TO BE DONE ▸ Read the lines that follow and pick out every one containing the word "name".

= = = = = = =

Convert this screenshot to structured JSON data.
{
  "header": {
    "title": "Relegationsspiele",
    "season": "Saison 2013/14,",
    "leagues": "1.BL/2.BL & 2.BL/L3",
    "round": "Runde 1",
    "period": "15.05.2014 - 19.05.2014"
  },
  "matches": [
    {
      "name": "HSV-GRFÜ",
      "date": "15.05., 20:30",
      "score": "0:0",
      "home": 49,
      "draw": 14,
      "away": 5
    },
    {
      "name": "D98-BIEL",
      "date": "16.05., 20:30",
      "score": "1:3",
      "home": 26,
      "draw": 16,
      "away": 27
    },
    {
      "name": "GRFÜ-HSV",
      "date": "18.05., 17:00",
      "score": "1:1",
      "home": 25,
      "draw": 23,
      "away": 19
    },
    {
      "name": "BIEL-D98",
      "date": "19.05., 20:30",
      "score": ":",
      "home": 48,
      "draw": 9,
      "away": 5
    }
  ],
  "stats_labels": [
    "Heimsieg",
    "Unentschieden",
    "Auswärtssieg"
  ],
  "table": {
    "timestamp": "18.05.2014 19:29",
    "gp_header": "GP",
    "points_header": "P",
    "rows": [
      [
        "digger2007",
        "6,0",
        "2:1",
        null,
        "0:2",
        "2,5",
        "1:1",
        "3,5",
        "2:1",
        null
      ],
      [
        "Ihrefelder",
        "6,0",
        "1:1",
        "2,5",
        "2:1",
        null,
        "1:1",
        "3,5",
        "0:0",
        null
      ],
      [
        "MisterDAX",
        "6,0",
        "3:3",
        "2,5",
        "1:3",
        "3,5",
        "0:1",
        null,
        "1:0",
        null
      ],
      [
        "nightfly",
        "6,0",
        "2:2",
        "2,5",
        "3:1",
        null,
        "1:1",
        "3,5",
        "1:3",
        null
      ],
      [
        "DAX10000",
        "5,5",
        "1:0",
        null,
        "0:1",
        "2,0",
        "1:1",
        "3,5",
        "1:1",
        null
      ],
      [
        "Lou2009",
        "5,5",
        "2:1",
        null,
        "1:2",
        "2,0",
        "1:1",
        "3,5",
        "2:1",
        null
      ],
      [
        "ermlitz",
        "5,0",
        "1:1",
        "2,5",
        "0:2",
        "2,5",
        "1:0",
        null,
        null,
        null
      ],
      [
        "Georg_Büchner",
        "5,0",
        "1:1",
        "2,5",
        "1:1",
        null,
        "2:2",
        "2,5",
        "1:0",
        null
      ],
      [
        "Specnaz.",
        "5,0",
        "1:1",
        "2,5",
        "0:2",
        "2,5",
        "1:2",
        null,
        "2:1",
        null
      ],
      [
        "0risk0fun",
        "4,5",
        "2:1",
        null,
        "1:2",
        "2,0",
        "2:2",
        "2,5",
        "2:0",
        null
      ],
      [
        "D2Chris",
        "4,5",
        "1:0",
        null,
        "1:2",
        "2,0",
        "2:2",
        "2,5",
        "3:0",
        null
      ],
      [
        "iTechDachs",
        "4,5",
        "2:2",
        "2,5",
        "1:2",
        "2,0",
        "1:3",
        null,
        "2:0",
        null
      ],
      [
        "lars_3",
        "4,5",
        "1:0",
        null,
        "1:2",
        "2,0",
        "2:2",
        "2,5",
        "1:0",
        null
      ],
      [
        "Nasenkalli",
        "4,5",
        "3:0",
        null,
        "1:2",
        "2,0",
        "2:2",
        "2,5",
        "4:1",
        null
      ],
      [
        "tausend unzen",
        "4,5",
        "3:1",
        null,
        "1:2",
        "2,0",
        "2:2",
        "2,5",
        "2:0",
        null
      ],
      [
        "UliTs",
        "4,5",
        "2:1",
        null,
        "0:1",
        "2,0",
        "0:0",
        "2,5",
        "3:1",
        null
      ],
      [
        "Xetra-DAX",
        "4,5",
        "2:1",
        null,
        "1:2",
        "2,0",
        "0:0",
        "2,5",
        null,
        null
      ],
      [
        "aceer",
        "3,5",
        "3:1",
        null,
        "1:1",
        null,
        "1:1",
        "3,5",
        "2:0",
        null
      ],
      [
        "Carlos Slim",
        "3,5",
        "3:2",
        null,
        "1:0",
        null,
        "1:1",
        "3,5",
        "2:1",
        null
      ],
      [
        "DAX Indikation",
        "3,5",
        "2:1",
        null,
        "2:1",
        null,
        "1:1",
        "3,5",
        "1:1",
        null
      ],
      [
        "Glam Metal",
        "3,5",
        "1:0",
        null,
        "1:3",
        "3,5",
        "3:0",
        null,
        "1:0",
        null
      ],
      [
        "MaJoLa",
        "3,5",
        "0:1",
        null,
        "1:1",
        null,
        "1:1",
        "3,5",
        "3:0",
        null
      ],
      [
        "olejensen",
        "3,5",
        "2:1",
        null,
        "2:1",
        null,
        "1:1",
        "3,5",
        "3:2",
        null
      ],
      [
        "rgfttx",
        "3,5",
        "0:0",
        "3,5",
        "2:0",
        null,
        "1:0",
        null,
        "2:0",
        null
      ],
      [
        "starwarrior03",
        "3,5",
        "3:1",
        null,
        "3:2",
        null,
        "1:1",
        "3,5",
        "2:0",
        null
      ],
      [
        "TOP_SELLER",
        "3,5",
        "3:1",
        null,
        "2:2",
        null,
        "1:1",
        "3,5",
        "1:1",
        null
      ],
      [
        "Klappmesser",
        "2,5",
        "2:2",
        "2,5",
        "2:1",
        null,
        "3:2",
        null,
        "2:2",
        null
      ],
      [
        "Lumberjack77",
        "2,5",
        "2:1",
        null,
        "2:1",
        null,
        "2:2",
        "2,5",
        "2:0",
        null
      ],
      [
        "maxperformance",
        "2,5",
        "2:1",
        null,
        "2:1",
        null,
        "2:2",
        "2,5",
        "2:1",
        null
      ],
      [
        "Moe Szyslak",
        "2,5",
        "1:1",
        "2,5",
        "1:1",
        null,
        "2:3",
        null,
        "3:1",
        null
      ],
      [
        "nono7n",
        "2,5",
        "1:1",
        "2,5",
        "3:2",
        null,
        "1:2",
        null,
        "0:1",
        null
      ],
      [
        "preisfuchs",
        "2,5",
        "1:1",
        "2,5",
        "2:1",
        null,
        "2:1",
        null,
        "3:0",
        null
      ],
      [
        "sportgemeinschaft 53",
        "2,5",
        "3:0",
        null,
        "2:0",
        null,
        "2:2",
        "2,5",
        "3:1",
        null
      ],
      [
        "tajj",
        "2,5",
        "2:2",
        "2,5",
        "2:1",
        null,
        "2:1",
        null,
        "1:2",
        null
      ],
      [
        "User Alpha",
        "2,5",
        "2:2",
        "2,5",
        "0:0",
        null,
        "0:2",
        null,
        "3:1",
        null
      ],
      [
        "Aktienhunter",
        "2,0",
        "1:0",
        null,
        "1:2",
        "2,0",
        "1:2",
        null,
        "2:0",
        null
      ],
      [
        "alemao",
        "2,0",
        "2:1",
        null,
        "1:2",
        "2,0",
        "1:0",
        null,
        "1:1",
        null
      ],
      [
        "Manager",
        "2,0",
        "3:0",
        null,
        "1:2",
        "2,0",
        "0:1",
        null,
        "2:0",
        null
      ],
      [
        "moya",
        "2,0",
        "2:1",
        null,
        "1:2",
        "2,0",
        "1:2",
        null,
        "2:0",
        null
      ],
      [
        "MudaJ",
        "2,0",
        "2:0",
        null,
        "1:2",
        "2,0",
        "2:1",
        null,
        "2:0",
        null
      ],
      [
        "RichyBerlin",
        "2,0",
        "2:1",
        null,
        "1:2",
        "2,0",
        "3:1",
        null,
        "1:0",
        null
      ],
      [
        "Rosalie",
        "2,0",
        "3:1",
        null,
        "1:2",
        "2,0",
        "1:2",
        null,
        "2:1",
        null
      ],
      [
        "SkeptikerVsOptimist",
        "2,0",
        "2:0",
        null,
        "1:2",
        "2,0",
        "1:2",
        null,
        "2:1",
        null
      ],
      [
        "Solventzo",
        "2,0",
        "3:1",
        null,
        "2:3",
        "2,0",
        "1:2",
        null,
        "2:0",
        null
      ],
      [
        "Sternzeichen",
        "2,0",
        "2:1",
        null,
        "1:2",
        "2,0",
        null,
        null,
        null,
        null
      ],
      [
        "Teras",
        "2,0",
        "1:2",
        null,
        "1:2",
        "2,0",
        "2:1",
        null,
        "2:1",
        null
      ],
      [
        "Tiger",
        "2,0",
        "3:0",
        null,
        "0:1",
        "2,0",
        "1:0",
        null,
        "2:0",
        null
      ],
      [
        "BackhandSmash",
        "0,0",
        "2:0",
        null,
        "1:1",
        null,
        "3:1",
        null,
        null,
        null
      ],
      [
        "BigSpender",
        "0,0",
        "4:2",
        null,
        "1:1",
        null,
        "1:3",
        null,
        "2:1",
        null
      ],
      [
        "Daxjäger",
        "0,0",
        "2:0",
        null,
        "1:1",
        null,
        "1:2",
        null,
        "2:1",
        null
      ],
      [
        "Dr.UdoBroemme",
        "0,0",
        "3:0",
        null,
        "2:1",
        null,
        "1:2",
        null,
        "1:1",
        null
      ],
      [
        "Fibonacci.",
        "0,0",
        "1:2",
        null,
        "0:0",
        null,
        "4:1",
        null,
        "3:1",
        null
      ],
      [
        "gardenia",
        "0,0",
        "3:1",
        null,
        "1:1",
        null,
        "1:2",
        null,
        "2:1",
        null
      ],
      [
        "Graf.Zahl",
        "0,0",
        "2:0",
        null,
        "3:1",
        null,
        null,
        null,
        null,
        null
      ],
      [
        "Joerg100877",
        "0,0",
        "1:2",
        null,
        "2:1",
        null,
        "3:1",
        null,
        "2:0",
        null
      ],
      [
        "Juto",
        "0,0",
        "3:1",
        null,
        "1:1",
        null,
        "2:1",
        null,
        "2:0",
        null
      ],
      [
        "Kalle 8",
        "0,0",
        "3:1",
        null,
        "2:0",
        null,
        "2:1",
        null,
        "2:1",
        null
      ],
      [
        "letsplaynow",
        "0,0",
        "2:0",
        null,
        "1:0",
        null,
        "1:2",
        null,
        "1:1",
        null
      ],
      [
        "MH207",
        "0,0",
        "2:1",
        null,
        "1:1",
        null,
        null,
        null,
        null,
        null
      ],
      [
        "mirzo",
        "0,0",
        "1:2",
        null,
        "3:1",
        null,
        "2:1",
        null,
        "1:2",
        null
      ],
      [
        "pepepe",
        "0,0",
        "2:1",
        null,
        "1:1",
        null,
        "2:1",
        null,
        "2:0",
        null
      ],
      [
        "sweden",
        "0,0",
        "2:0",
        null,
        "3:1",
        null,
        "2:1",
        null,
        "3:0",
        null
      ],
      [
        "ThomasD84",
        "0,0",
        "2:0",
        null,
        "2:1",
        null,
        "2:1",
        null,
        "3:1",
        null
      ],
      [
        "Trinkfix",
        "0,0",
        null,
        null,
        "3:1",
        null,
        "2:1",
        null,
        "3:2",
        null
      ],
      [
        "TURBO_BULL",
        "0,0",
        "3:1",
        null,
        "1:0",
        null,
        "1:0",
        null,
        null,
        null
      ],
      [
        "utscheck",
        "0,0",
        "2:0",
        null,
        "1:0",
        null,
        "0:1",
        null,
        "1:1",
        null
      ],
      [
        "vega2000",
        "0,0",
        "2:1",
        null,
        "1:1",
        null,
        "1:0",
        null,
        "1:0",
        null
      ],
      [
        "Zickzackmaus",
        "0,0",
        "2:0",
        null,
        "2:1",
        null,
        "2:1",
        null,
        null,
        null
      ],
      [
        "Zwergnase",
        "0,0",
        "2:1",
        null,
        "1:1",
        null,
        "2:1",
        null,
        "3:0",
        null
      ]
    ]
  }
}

= = = = = = =

ANSWER TO THIS PROBLEM ▸
      "name": "HSV-GRFÜ",
      "name": "D98-BIEL",
      "name": "GRFÜ-HSV",
      "name": "BIEL-D98",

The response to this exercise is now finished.